(Collected data)

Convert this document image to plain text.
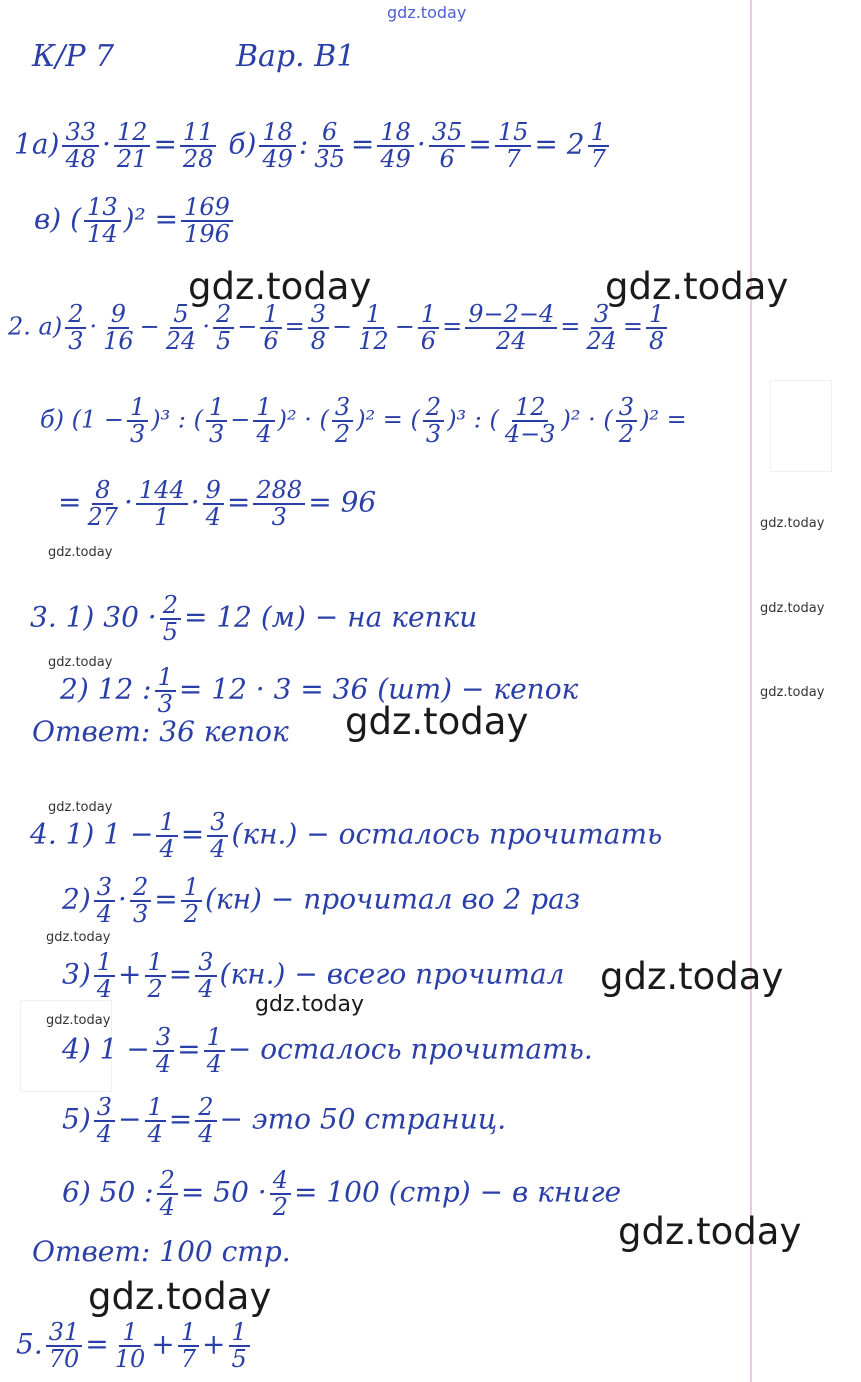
К/Р 7	Вар. В1
$1а) \frac{33}{48} \cdot \frac{12}{21} = \frac{11}{28} б) \frac{18}{49}$ : $\frac{6}{35} = \frac{18}{49} \cdot \frac{35}{6} = \frac{15}{7} = 2 \frac{1}{7}$
в) ( $\frac{13}{14} )^2 = \frac{169}{196}$
2. $а) \frac{2}{3} \cdot \frac{9}{16} - \frac{5}{24} \cdot \frac{2}{5} - \frac{1}{6} = \frac{3}{8} - \frac{1}{12} - \frac{1}{6} = \frac{9-2-4}{24} = \frac{3}{24} = \frac{1}{8}$
б) $(1 - \frac{1}{3} )^3$ : ( $\frac{1}{3} - \frac{1}{4} )^2$ · ( $\frac{3}{2} )^2$ = ( $\frac{2}{3} )^3$ : ( $\frac{12}{4-3} )^2$ · ( $\frac{3}{2} )^2$ =
= $\frac{8}{27} \cdot \frac{144}{1} \cdot \frac{9}{4} = \frac{288}{3} = 96$
3. 1) $30 \cdot \frac{2}{5} = 12$ (м) − на кепки
2) 12 : $\frac{1}{3} = 12 \cdot 3 = 36$ (шт) − кепок
Ответ: 36 кепок
4. 1) $1 - \frac{1}{4} = \frac{3}{4} (кн.)$ − осталось прочитать
$2) \frac{3}{4} \cdot \frac{2}{3} = \frac{1}{2} (кн)$ − прочитал во 2 раз
$3) \frac{1}{4} + \frac{1}{2} = \frac{3}{4} (кн.)$ − всего прочитал
4) $1 - \frac{3}{4} = \frac{1}{4}$ − осталось прочитать.
$5) \frac{3}{4} - \frac{1}{4} = \frac{2}{4}$ − это 50 страниц.
6) 50 : $\frac{2}{4} = 50 \cdot \frac{4}{2} = 100$ (стр) − в книге
Ответ: 100 стр.
5. $\frac{31}{70} = \frac{1}{10} + \frac{1}{7} + \frac{1}{5}$
gdz.today
gdz.today	gdz.today
gdz.today
gdz.today
gdz.today
gdz.today
gdz.today
gdz.today
gdz.today
gdz.today
gdz.today
gdz.today
gdz.today
gdz.today
gdz.today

Task instructions
Look for the word "кепок" and return every line where it occurs.

Written solution
2) 12 : $\frac{1}{3} = 12 \cdot 3 = 36$ (шт) − кепок
Ответ: 36 кепок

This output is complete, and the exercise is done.